Assemble all lines in which the string "icon" appears.

BEGIN Supplied information

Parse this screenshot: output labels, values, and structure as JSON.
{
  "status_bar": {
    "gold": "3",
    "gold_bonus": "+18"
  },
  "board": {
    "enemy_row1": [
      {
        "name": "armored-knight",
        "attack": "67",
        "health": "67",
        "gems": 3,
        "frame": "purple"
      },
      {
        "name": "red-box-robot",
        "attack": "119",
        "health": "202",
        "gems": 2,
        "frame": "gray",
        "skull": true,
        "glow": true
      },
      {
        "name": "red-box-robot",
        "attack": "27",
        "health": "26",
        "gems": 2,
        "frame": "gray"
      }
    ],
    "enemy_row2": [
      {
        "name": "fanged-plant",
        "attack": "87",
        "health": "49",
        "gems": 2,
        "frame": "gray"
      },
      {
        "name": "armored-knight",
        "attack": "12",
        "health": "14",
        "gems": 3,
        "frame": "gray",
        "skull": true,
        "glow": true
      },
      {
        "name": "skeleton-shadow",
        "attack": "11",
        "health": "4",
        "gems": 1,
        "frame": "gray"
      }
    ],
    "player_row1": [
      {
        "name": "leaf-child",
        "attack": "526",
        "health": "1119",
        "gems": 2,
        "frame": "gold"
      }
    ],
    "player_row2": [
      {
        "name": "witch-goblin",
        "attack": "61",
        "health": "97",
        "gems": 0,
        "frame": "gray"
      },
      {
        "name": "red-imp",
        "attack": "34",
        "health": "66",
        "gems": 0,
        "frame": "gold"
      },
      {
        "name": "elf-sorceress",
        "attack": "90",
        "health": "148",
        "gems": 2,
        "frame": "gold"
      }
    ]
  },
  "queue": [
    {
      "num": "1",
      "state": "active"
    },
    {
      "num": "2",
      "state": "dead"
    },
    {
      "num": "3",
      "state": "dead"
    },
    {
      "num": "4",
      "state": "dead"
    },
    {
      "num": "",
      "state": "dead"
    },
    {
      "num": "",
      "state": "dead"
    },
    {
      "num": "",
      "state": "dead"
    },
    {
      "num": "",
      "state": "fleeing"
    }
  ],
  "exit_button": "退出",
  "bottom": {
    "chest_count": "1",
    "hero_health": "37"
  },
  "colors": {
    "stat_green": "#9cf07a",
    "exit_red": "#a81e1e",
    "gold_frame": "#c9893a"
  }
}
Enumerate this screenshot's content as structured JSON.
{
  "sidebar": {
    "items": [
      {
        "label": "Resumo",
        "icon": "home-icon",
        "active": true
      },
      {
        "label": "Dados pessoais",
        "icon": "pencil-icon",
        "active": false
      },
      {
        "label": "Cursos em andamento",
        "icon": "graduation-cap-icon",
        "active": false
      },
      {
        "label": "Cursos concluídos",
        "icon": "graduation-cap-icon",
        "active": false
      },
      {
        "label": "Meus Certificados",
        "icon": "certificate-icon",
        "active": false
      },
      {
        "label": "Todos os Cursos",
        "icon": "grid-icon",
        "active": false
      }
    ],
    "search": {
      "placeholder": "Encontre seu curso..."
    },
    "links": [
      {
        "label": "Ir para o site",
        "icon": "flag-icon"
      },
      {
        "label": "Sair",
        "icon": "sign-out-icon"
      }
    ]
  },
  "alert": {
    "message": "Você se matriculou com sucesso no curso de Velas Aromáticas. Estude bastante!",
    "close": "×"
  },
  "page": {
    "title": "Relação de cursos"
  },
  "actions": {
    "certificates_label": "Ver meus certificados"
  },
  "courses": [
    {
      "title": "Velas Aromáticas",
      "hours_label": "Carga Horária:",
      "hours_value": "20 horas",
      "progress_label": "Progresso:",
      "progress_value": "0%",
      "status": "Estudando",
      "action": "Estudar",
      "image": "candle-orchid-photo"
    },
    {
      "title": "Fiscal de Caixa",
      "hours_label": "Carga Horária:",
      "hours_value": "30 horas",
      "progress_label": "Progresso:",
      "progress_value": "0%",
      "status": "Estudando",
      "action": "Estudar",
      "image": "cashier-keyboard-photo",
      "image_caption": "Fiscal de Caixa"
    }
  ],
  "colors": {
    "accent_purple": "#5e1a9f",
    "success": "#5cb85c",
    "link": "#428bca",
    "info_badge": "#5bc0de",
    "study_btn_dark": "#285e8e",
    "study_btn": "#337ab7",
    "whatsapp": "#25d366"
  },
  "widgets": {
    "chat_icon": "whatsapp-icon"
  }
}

END Supplied information

Finished task
        "icon": "home-icon",
        "icon": "pencil-icon",
        "icon": "graduation-cap-icon",
        "icon": "graduation-cap-icon",
        "icon": "certificate-icon",
        "icon": "grid-icon",
        "icon": "flag-icon"
        "icon": "sign-out-icon"
    "chat_icon": "whatsapp-icon"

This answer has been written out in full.